_Data for processing_.
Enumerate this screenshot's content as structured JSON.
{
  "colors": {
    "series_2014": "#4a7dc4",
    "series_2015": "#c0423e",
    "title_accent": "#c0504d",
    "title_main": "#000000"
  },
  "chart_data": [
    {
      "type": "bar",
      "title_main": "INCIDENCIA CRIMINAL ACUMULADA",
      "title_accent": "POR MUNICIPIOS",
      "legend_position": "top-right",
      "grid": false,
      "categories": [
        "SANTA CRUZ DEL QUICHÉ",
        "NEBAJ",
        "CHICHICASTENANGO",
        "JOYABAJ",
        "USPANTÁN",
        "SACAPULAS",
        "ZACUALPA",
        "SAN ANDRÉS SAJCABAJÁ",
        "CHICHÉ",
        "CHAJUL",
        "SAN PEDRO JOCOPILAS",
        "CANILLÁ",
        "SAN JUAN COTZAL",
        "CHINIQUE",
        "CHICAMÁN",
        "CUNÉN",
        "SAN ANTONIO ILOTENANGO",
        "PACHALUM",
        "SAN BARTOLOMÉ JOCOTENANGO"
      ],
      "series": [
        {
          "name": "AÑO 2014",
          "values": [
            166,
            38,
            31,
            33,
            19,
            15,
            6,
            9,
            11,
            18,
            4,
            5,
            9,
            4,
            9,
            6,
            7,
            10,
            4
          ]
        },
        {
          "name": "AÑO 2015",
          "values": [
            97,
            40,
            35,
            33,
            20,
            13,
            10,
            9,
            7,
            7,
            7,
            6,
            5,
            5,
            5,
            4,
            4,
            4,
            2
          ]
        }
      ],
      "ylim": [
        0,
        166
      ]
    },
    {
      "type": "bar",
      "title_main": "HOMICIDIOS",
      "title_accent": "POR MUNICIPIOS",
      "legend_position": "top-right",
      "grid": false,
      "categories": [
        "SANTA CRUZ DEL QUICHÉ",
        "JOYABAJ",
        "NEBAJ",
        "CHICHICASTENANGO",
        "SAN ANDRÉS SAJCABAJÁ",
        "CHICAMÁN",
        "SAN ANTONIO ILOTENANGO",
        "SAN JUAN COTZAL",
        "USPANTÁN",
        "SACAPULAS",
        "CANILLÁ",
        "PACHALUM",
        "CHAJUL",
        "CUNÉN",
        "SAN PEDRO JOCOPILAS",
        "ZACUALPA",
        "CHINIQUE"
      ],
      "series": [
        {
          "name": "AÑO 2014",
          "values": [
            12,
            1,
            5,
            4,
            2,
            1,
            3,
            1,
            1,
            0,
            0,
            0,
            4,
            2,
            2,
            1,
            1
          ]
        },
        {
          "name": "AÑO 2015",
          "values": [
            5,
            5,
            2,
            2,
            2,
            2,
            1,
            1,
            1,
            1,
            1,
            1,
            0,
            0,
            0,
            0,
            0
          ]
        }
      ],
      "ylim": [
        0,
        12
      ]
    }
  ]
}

_Description of the task_. Above are the records; retype every one exactly.

_Output for this exercise_.
Enumerate this screenshot's content as structured JSON.
{
  "colors": {
    "series_2014": "#4a7dc4",
    "series_2015": "#c0423e",
    "title_accent": "#c0504d",
    "title_main": "#000000"
  },
  "chart_data": [
    {
      "type": "bar",
      "title_main": "INCIDENCIA CRIMINAL ACUMULADA",
      "title_accent": "POR MUNICIPIOS",
      "legend_position": "top-right",
      "grid": false,
      "categories": [
        "SANTA CRUZ DEL QUICHÉ",
        "NEBAJ",
        "CHICHICASTENANGO",
        "JOYABAJ",
        "USPANTÁN",
        "SACAPULAS",
        "ZACUALPA",
        "SAN ANDRÉS SAJCABAJÁ",
        "CHICHÉ",
        "CHAJUL",
        "SAN PEDRO JOCOPILAS",
        "CANILLÁ",
        "SAN JUAN COTZAL",
        "CHINIQUE",
        "CHICAMÁN",
        "CUNÉN",
        "SAN ANTONIO ILOTENANGO",
        "PACHALUM",
        "SAN BARTOLOMÉ JOCOTENANGO"
      ],
      "series": [
        {
          "name": "AÑO 2014",
          "values": [
            166,
            38,
            31,
            33,
            19,
            15,
            6,
            9,
            11,
            18,
            4,
            5,
            9,
            4,
            9,
            6,
            7,
            10,
            4
          ]
        },
        {
          "name": "AÑO 2015",
          "values": [
            97,
            40,
            35,
            33,
            20,
            13,
            10,
            9,
            7,
            7,
            7,
            6,
            5,
            5,
            5,
            4,
            4,
            4,
            2
          ]
        }
      ],
      "ylim": [
        0,
        166
      ]
    },
    {
      "type": "bar",
      "title_main": "HOMICIDIOS",
      "title_accent": "POR MUNICIPIOS",
      "legend_position": "top-right",
      "grid": false,
      "categories": [
        "SANTA CRUZ DEL QUICHÉ",
        "JOYABAJ",
        "NEBAJ",
        "CHICHICASTENANGO",
        "SAN ANDRÉS SAJCABAJÁ",
        "CHICAMÁN",
        "SAN ANTONIO ILOTENANGO",
        "SAN JUAN COTZAL",
        "USPANTÁN",
        "SACAPULAS",
        "CANILLÁ",
        "PACHALUM",
        "CHAJUL",
        "CUNÉN",
        "SAN PEDRO JOCOPILAS",
        "ZACUALPA",
        "CHINIQUE"
      ],
      "series": [
        {
          "name": "AÑO 2014",
          "values": [
            12,
            1,
            5,
            4,
            2,
            1,
            3,
            1,
            1,
            0,
            0,
            0,
            4,
            2,
            2,
            1,
            1
          ]
        },
        {
          "name": "AÑO 2015",
          "values": [
            5,
            5,
            2,
            2,
            2,
            2,
            1,
            1,
            1,
            1,
            1,
            1,
            0,
            0,
            0,
            0,
            0
          ]
        }
      ],
      "ylim": [
        0,
        12
      ]
    }
  ]
}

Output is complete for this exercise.